* _EXERCISE_: Filter the data below for the string "Land" and copy each matching line.

* _MATERIAL SHOWN_:
** START **

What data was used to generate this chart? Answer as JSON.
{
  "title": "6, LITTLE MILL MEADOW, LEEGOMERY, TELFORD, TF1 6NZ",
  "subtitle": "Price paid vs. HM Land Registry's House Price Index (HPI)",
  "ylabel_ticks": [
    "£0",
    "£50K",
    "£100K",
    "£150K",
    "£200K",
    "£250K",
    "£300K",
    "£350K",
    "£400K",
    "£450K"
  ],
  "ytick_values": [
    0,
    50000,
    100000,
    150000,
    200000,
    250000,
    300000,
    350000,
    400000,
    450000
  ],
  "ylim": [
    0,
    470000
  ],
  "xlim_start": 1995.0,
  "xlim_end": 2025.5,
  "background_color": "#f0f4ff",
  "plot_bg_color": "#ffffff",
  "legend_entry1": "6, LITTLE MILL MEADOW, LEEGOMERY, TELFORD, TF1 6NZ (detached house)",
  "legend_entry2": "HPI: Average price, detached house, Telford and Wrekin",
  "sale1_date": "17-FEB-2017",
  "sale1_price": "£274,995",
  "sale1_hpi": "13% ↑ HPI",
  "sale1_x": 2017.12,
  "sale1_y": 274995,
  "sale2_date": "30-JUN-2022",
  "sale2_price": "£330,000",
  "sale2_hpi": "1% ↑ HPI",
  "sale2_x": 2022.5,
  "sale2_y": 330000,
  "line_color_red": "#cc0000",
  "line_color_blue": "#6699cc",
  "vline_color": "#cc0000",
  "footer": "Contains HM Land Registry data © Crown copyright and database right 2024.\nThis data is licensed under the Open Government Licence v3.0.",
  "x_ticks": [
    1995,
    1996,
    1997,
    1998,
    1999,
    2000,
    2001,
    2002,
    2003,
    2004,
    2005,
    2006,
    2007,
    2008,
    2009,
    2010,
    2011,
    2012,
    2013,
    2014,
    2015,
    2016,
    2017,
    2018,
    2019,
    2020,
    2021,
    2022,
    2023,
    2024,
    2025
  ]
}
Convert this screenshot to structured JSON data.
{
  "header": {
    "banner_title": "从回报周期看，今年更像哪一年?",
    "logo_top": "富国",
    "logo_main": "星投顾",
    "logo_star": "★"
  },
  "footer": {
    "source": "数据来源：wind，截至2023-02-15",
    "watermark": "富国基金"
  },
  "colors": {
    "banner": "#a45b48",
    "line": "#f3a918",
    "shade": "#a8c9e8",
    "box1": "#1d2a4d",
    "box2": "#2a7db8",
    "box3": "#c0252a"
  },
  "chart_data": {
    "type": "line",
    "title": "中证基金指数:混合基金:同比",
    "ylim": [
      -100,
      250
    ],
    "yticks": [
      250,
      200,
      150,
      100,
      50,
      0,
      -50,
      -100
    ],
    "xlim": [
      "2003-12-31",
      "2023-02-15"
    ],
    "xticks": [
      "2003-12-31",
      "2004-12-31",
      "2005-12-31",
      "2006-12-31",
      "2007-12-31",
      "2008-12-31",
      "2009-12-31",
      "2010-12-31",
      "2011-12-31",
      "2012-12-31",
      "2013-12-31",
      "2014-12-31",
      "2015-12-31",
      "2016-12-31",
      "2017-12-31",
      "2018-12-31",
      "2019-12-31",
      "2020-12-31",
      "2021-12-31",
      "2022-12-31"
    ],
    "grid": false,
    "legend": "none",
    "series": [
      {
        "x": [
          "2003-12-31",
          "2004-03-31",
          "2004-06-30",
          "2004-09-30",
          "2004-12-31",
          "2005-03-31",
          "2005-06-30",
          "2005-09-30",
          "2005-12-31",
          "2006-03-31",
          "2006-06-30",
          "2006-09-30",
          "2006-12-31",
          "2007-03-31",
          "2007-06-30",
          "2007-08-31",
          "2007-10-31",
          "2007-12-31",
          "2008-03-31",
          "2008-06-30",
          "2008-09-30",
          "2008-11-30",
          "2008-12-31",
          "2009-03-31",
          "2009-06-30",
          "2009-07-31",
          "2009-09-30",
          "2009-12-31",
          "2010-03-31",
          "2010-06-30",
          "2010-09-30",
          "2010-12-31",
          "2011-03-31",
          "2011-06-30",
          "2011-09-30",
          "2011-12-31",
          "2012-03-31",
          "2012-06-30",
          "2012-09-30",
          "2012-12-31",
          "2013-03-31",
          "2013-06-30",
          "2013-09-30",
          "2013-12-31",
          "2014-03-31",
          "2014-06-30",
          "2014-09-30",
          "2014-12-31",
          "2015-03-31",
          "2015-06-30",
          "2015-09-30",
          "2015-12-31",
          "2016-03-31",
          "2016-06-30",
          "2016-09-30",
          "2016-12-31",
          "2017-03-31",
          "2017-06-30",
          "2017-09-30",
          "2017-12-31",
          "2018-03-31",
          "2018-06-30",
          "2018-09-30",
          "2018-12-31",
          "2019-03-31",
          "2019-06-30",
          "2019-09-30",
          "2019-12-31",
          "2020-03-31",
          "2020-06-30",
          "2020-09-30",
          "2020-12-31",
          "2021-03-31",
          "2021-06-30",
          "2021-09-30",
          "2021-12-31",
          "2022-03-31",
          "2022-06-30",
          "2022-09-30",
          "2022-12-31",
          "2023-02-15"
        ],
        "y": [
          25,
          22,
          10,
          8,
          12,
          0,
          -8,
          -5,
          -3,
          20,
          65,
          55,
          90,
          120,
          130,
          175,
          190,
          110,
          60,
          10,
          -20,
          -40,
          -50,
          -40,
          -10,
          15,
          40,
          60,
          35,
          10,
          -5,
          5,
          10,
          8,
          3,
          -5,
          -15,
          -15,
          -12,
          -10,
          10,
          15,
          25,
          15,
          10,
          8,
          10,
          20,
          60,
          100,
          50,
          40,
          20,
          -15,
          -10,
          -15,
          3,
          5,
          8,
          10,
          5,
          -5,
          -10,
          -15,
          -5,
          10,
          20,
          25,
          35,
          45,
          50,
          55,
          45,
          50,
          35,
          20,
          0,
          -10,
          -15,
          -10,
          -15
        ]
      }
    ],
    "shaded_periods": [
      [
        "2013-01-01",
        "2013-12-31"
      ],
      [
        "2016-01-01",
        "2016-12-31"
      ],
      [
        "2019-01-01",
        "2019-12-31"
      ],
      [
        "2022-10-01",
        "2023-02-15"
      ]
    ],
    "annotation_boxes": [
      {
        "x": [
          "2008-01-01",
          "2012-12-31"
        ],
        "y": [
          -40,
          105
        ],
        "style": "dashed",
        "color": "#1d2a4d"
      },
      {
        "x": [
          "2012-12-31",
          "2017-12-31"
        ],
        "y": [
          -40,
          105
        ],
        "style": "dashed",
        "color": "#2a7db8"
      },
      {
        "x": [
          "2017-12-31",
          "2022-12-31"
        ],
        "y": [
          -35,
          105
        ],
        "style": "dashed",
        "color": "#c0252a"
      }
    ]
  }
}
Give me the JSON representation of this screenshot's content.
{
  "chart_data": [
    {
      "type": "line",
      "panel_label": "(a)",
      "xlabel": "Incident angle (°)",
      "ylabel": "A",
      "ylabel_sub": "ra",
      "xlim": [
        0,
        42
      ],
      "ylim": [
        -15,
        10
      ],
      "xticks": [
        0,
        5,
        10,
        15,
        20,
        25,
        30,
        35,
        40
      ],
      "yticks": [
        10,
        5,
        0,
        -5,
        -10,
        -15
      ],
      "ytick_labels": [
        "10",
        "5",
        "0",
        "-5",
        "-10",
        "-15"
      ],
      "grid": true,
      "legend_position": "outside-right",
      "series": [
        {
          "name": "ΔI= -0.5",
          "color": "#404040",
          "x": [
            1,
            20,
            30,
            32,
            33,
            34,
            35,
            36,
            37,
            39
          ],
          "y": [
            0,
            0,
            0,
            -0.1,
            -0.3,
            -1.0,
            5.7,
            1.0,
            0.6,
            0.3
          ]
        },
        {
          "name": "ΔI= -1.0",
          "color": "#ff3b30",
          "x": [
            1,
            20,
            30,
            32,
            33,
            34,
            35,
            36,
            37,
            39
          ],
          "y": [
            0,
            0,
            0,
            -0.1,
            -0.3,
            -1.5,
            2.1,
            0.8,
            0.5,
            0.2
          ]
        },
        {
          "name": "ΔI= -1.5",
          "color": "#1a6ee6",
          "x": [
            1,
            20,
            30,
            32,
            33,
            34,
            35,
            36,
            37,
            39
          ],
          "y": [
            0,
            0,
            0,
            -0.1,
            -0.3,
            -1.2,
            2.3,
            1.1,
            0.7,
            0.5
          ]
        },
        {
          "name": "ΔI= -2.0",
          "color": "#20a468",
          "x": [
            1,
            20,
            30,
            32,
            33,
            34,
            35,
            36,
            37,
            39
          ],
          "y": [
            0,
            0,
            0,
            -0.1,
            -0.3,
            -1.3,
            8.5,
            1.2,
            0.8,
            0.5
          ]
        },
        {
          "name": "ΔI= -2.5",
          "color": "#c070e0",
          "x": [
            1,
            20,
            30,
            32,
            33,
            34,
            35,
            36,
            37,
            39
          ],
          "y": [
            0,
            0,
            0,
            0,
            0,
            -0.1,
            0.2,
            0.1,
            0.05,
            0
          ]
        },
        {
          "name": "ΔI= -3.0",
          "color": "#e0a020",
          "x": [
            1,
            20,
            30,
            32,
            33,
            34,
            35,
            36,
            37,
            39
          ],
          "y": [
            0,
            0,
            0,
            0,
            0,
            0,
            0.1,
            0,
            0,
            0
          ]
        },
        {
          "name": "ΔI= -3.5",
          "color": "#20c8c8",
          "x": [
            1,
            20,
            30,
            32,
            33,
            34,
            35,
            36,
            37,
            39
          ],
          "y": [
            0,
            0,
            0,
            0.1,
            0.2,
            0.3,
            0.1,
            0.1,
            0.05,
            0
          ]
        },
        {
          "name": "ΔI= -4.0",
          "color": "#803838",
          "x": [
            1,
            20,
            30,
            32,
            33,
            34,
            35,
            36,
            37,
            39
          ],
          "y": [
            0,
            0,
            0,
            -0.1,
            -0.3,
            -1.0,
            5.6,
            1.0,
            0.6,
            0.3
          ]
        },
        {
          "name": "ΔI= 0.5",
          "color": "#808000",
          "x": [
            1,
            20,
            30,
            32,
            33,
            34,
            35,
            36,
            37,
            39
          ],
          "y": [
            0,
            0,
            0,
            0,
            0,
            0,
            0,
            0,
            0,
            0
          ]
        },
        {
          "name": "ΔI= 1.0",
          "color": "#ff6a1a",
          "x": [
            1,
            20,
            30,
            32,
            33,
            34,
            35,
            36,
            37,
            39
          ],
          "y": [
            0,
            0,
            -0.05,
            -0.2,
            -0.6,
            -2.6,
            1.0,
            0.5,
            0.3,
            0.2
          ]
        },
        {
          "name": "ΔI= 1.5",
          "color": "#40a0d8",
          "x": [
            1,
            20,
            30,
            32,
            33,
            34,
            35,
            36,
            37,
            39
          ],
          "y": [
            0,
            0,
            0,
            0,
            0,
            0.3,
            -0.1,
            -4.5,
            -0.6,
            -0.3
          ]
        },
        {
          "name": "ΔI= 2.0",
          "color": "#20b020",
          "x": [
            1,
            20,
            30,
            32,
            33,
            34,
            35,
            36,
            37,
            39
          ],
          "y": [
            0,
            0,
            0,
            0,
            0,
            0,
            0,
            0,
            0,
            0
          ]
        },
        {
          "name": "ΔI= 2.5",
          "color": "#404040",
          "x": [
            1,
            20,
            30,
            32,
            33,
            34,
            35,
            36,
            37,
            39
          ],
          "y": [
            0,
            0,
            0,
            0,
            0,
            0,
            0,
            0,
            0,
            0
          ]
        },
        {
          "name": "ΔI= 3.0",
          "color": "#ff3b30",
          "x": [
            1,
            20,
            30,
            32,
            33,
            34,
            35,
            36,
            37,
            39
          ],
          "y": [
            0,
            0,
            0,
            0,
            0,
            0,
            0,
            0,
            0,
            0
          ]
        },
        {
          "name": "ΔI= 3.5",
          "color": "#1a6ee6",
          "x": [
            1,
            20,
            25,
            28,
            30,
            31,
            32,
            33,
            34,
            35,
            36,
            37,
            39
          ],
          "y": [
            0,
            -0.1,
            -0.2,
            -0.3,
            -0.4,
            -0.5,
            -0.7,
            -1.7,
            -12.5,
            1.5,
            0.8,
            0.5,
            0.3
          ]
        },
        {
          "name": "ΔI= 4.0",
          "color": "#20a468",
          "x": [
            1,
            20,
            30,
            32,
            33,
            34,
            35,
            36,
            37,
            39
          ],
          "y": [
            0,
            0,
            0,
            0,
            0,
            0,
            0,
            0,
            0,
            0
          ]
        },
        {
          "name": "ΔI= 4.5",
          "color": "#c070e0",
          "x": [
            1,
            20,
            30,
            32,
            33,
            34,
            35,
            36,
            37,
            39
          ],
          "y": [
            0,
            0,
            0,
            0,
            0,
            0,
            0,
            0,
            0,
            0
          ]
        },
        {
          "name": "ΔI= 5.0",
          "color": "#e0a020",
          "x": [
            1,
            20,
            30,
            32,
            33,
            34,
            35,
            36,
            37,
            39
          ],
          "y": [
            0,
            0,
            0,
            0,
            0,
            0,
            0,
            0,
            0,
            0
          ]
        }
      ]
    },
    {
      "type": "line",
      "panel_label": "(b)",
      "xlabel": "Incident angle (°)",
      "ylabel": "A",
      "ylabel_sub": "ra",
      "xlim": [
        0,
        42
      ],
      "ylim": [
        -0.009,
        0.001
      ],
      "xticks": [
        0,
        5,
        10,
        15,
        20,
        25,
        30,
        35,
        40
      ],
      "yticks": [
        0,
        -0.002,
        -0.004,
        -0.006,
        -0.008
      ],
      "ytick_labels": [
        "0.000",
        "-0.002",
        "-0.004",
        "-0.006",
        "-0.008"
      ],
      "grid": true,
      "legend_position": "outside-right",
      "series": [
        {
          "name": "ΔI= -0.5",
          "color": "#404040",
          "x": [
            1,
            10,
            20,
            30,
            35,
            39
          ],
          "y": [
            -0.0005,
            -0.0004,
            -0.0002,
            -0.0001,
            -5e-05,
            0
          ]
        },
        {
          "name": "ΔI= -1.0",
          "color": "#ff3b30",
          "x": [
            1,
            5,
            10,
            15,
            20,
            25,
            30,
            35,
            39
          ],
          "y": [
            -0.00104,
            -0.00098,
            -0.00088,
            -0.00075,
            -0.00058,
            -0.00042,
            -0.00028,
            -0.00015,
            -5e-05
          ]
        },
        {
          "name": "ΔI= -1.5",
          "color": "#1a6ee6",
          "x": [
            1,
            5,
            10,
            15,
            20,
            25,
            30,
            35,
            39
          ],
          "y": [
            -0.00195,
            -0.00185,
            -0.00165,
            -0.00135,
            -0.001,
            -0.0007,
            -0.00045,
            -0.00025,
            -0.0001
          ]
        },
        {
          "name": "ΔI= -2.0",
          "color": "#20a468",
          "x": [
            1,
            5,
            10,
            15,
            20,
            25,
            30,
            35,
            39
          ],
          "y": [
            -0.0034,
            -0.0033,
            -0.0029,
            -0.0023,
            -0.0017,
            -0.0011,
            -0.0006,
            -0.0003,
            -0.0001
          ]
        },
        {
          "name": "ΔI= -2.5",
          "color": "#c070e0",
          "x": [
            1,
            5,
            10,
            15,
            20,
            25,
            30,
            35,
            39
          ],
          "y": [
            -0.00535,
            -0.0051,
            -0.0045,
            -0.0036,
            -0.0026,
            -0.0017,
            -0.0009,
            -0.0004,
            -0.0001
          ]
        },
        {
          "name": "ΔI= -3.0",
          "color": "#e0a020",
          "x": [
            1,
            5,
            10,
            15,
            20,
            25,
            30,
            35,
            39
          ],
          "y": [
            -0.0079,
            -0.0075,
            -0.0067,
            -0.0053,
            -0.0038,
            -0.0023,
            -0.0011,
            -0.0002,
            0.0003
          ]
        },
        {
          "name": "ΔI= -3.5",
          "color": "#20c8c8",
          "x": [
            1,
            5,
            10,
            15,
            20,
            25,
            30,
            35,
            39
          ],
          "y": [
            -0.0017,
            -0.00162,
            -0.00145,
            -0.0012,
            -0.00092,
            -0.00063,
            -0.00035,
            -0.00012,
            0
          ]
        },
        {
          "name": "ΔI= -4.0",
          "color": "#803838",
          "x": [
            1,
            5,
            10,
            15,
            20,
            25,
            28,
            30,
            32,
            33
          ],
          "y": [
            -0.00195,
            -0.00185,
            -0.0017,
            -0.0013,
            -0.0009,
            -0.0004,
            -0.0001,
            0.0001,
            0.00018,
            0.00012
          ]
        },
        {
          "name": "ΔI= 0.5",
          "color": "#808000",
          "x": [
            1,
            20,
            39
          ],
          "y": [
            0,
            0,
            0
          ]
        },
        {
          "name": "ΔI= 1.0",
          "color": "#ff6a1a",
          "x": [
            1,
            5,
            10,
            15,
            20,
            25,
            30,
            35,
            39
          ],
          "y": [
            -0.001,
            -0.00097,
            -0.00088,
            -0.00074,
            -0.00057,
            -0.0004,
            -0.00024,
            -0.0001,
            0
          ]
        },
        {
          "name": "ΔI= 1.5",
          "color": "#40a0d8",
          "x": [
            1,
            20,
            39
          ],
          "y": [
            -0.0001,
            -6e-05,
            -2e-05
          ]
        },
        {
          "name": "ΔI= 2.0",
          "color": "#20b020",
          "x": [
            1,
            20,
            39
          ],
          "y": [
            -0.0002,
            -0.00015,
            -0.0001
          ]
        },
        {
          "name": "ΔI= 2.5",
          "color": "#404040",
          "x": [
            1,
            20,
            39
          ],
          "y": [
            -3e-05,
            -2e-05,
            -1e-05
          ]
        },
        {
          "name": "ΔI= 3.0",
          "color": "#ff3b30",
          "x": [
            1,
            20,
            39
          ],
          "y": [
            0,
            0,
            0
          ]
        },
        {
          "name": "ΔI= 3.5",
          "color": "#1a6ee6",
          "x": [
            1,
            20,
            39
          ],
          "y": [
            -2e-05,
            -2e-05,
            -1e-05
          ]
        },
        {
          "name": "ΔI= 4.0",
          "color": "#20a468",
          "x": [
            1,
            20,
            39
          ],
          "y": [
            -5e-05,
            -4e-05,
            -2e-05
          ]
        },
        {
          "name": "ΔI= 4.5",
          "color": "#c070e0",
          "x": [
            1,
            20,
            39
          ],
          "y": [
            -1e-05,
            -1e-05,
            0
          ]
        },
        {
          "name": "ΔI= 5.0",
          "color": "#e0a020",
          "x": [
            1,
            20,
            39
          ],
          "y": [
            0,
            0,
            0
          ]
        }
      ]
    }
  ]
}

** END **

* _EXPECTED ANSWER_:
  "subtitle": "Price paid vs. HM Land Registry's House Price Index (HPI)",
  "footer": "Contains HM Land Registry data © Crown copyright and database right 2024.\nThis data is licensed under the Open Government Licence v3.0.",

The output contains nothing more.